-- YOUR TASK --
Copy out all the records exactly.

[Saved data entries]
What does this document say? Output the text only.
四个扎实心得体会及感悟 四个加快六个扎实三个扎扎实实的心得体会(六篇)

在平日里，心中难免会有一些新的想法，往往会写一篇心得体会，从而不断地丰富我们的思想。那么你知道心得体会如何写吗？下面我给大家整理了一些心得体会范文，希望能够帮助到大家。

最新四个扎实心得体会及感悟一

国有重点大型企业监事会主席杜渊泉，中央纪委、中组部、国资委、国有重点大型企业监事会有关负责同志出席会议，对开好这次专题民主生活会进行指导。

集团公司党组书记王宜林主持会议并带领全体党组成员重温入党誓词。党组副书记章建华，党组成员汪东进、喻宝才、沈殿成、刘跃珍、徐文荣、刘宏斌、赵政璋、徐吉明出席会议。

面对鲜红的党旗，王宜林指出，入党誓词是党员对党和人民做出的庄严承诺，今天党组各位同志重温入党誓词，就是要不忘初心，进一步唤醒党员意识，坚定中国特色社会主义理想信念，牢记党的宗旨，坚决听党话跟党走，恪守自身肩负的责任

-- WRITTEN SOLUTION --
What does this document say? Output the text only.
四个扎实心得体会及感悟 四个加快六个扎实三个扎扎实实的心得体会(六篇)

在平日里，心中难免会有一些新的想法，往往会写一篇心得体会，从而不断地丰富我们的思想。那么你知道心得体会如何写吗？下面我给大家整理了一些心得体会范文，希望能够帮助到大家。

最新四个扎实心得体会及感悟一

国有重点大型企业监事会主席杜渊泉，中央纪委、中组部、国资委、国有重点大型企业监事会有关负责同志出席会议，对开好这次专题民主生活会进行指导。

集团公司党组书记王宜林主持会议并带领全体党组成员重温入党誓词。党组副书记章建华，党组成员汪东进、喻宝才、沈殿成、刘跃珍、徐文荣、刘宏斌、赵政璋、徐吉明出席会议。

面对鲜红的党旗，王宜林指出，入党誓词是党员对党和人民做出的庄严承诺，今天党组各位同志重温入党誓词，就是要不忘初心，进一步唤醒党员意识，坚定中国特色社会主义理想信念，牢记党的宗旨，坚决听党话跟党走，恪守自身肩负的责任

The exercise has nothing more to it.